[Written problem]
Examine the records and identify each line that includes the string "بهره". Copy those lines.

+++

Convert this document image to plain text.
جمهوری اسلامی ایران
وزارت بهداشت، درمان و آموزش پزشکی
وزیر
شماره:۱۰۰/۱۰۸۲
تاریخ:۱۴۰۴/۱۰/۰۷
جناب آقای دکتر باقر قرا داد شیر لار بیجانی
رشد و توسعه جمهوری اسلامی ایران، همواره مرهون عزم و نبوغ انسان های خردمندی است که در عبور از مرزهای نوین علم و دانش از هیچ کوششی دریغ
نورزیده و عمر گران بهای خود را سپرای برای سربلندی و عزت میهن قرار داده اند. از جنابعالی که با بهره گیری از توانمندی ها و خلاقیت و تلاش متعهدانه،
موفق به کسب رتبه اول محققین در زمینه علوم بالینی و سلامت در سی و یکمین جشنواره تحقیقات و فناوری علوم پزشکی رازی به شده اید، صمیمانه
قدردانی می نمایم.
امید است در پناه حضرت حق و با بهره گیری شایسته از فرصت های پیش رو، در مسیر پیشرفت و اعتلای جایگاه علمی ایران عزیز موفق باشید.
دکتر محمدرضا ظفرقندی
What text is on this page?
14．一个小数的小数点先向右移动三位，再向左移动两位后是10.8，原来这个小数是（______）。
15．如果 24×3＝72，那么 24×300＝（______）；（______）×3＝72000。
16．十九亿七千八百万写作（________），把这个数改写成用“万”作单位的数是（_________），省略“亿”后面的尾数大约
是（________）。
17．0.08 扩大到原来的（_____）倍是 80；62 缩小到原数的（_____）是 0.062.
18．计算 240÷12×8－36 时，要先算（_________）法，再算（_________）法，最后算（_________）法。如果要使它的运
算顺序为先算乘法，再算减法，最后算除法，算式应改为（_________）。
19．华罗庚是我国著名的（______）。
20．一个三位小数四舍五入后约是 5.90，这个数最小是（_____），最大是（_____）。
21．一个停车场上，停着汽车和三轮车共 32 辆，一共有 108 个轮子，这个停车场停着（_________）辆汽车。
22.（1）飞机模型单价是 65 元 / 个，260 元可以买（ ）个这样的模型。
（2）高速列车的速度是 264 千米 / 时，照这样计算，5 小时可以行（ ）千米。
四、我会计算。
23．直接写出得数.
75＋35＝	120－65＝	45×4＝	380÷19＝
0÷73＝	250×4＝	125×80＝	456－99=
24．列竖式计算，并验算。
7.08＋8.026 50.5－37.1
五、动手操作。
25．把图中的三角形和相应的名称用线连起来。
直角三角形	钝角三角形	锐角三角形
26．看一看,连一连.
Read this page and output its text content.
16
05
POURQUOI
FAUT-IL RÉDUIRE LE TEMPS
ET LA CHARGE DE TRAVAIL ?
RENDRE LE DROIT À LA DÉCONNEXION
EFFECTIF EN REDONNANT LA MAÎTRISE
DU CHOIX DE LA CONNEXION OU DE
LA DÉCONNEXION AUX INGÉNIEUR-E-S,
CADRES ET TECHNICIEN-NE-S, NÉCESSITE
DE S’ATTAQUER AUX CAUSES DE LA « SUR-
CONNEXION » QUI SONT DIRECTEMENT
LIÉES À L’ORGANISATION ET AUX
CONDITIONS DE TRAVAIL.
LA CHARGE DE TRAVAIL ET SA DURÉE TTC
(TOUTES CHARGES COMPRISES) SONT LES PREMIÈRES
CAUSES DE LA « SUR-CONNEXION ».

+++

[Solution to this exercise]
نورزیده و عمر گران بهای خود را سپرای برای سربلندی و عزت میهن قرار داده اند. از جنابعالی که با بهره گیری از توانمندی ها و خلاقیت و تلاش متعهدانه،
امید است در پناه حضرت حق و با بهره گیری شایسته از فرصت های پیش رو، در مسیر پیشرفت و اعتلای جایگاه علمی ایران عزیز موفق باشید.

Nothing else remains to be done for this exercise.